§ **INPUT RECORDS**:
* begin *

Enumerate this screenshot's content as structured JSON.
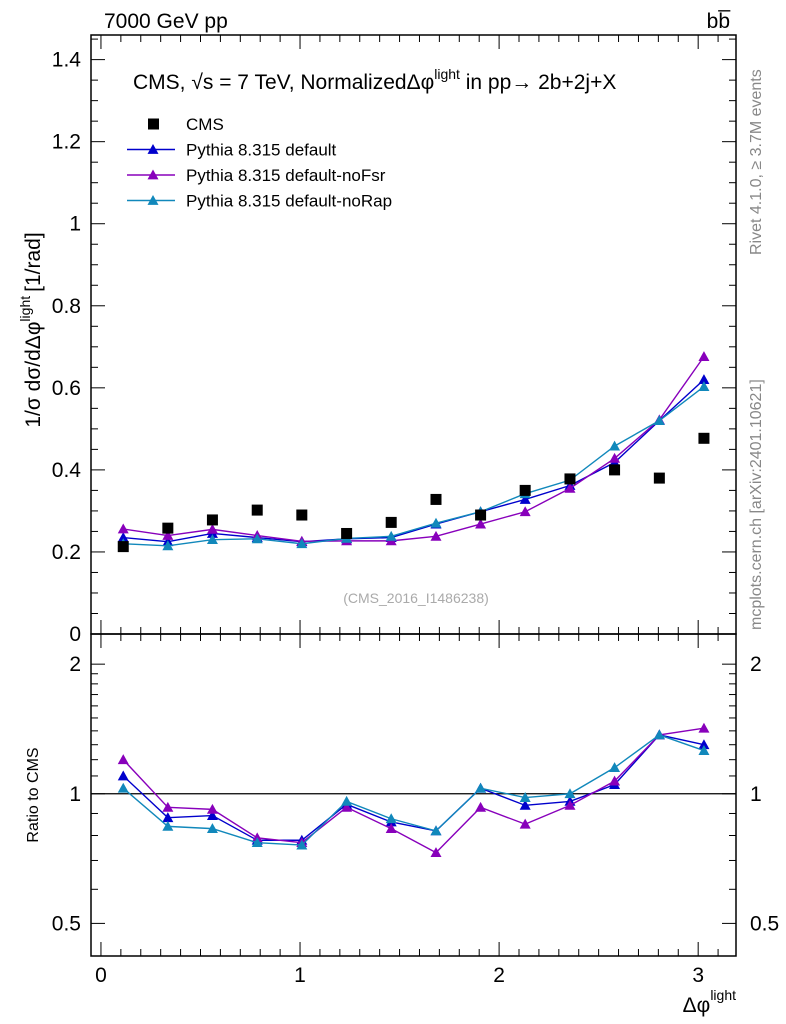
{
  "header": {
    "left_label": "7000 GeV pp",
    "right_label": "bb̅"
  },
  "side_labels": {
    "rivet": "Rivet 4.1.0, ≥ 3.7M events",
    "mcplots": "mcplots.cern.ch [arXiv:2401.10621]"
  },
  "plot_title": {
    "prefix": "CMS, ",
    "sqrt": "√s",
    "middle": " = 7 TeV, NormalizedΔφ",
    "sup": "light",
    "suffix": " in pp→ 2b+2j+X"
  },
  "watermark": "(CMS_2016_I1486238)",
  "colors": {
    "cms": "#000000",
    "default": "#0000cc",
    "noFsr": "#8800bb",
    "noRap": "#1188bb",
    "frame": "#000000"
  },
  "chart_data": [
    {
      "type": "scatter",
      "panel": "main",
      "title": "CMS, √s = 7 TeV, NormalizedΔφlight in pp→ 2b+2j+X",
      "xlabel": "Δφ",
      "xlabel_sup": "light",
      "ylabel": "1/σ dσ/dΔφ",
      "ylabel_sup": "light",
      "ylabel_unit": "[1/rad]",
      "xlim": [
        -0.05,
        3.19
      ],
      "ylim": [
        0,
        1.46
      ],
      "xticks": [
        "0",
        "1",
        "2",
        "3"
      ],
      "yticks": [
        "0",
        "0.2",
        "0.4",
        "0.6",
        "0.8",
        "1",
        "1.2",
        "1.4"
      ],
      "x": [
        0.112,
        0.336,
        0.56,
        0.785,
        1.009,
        1.234,
        1.458,
        1.683,
        1.907,
        2.131,
        2.356,
        2.58,
        2.805,
        3.029
      ],
      "series": [
        {
          "name": "CMS",
          "style": "marker",
          "key": "cms",
          "values": [
            0.213,
            0.258,
            0.278,
            0.302,
            0.29,
            0.245,
            0.272,
            0.328,
            0.29,
            0.35,
            0.378,
            0.4,
            0.38,
            0.477
          ]
        },
        {
          "name": "Pythia 8.315 default",
          "style": "line",
          "key": "default",
          "values": [
            0.235,
            0.225,
            0.245,
            0.235,
            0.225,
            0.232,
            0.235,
            0.268,
            0.298,
            0.328,
            0.362,
            0.418,
            0.52,
            0.62
          ]
        },
        {
          "name": "Pythia 8.315 default-noFsr",
          "style": "line",
          "key": "noFsr",
          "values": [
            0.256,
            0.24,
            0.255,
            0.24,
            0.226,
            0.227,
            0.227,
            0.238,
            0.268,
            0.298,
            0.355,
            0.428,
            0.522,
            0.676
          ]
        },
        {
          "name": "Pythia 8.315 default-noRap",
          "style": "line",
          "key": "noRap",
          "values": [
            0.22,
            0.215,
            0.23,
            0.232,
            0.22,
            0.233,
            0.238,
            0.27,
            0.298,
            0.342,
            0.375,
            0.458,
            0.52,
            0.603
          ]
        }
      ]
    },
    {
      "type": "line",
      "panel": "ratio",
      "ylabel": "Ratio to CMS",
      "ylim": [
        0.42,
        2.35
      ],
      "yscale": "log",
      "yticks": [
        "0.5",
        "1",
        "2"
      ],
      "reference": 1,
      "x": [
        0.112,
        0.336,
        0.56,
        0.785,
        1.009,
        1.234,
        1.458,
        1.683,
        1.907,
        2.131,
        2.356,
        2.58,
        2.805,
        3.029
      ],
      "series": [
        {
          "name": "Pythia 8.315 default",
          "key": "default",
          "values": [
            1.1,
            0.88,
            0.89,
            0.78,
            0.78,
            0.945,
            0.86,
            0.82,
            1.03,
            0.94,
            0.96,
            1.05,
            1.37,
            1.3
          ]
        },
        {
          "name": "Pythia 8.315 default-noFsr",
          "key": "noFsr",
          "values": [
            1.2,
            0.93,
            0.92,
            0.79,
            0.77,
            0.93,
            0.83,
            0.73,
            0.93,
            0.85,
            0.94,
            1.07,
            1.37,
            1.42
          ]
        },
        {
          "name": "Pythia 8.315 default-noRap",
          "key": "noRap",
          "values": [
            1.03,
            0.84,
            0.83,
            0.77,
            0.76,
            0.96,
            0.875,
            0.82,
            1.03,
            0.98,
            1.0,
            1.15,
            1.37,
            1.26
          ]
        }
      ]
    }
  ]
}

* end *

§ **DIRECTIONS**: Your copy should match the records word for word, with the pictures removed.

§ **TASK ANSWER**:
Enumerate this screenshot's content as structured JSON.
{
  "header": {
    "left_label": "7000 GeV pp",
    "right_label": "bb̅"
  },
  "side_labels": {
    "rivet": "Rivet 4.1.0, ≥ 3.7M events",
    "mcplots": "mcplots.cern.ch [arXiv:2401.10621]"
  },
  "plot_title": {
    "prefix": "CMS, ",
    "sqrt": "√s",
    "middle": " = 7 TeV, NormalizedΔφ",
    "sup": "light",
    "suffix": " in pp→ 2b+2j+X"
  },
  "watermark": "(CMS_2016_I1486238)",
  "colors": {
    "cms": "#000000",
    "default": "#0000cc",
    "noFsr": "#8800bb",
    "noRap": "#1188bb",
    "frame": "#000000"
  },
  "chart_data": [
    {
      "type": "scatter",
      "panel": "main",
      "title": "CMS, √s = 7 TeV, NormalizedΔφlight in pp→ 2b+2j+X",
      "xlabel": "Δφ",
      "xlabel_sup": "light",
      "ylabel": "1/σ dσ/dΔφ",
      "ylabel_sup": "light",
      "ylabel_unit": "[1/rad]",
      "xlim": [
        -0.05,
        3.19
      ],
      "ylim": [
        0,
        1.46
      ],
      "xticks": [
        "0",
        "1",
        "2",
        "3"
      ],
      "yticks": [
        "0",
        "0.2",
        "0.4",
        "0.6",
        "0.8",
        "1",
        "1.2",
        "1.4"
      ],
      "x": [
        0.112,
        0.336,
        0.56,
        0.785,
        1.009,
        1.234,
        1.458,
        1.683,
        1.907,
        2.131,
        2.356,
        2.58,
        2.805,
        3.029
      ],
      "series": [
        {
          "name": "CMS",
          "style": "marker",
          "key": "cms",
          "values": [
            0.213,
            0.258,
            0.278,
            0.302,
            0.29,
            0.245,
            0.272,
            0.328,
            0.29,
            0.35,
            0.378,
            0.4,
            0.38,
            0.477
          ]
        },
        {
          "name": "Pythia 8.315 default",
          "style": "line",
          "key": "default",
          "values": [
            0.235,
            0.225,
            0.245,
            0.235,
            0.225,
            0.232,
            0.235,
            0.268,
            0.298,
            0.328,
            0.362,
            0.418,
            0.52,
            0.62
          ]
        },
        {
          "name": "Pythia 8.315 default-noFsr",
          "style": "line",
          "key": "noFsr",
          "values": [
            0.256,
            0.24,
            0.255,
            0.24,
            0.226,
            0.227,
            0.227,
            0.238,
            0.268,
            0.298,
            0.355,
            0.428,
            0.522,
            0.676
          ]
        },
        {
          "name": "Pythia 8.315 default-noRap",
          "style": "line",
          "key": "noRap",
          "values": [
            0.22,
            0.215,
            0.23,
            0.232,
            0.22,
            0.233,
            0.238,
            0.27,
            0.298,
            0.342,
            0.375,
            0.458,
            0.52,
            0.603
          ]
        }
      ]
    },
    {
      "type": "line",
      "panel": "ratio",
      "ylabel": "Ratio to CMS",
      "ylim": [
        0.42,
        2.35
      ],
      "yscale": "log",
      "yticks": [
        "0.5",
        "1",
        "2"
      ],
      "reference": 1,
      "x": [
        0.112,
        0.336,
        0.56,
        0.785,
        1.009,
        1.234,
        1.458,
        1.683,
        1.907,
        2.131,
        2.356,
        2.58,
        2.805,
        3.029
      ],
      "series": [
        {
          "name": "Pythia 8.315 default",
          "key": "default",
          "values": [
            1.1,
            0.88,
            0.89,
            0.78,
            0.78,
            0.945,
            0.86,
            0.82,
            1.03,
            0.94,
            0.96,
            1.05,
            1.37,
            1.3
          ]
        },
        {
          "name": "Pythia 8.315 default-noFsr",
          "key": "noFsr",
          "values": [
            1.2,
            0.93,
            0.92,
            0.79,
            0.77,
            0.93,
            0.83,
            0.73,
            0.93,
            0.85,
            0.94,
            1.07,
            1.37,
            1.42
          ]
        },
        {
          "name": "Pythia 8.315 default-noRap",
          "key": "noRap",
          "values": [
            1.03,
            0.84,
            0.83,
            0.77,
            0.76,
            0.96,
            0.875,
            0.82,
            1.03,
            0.98,
            1.0,
            1.15,
            1.37,
            1.26
          ]
        }
      ]
    }
  ]
}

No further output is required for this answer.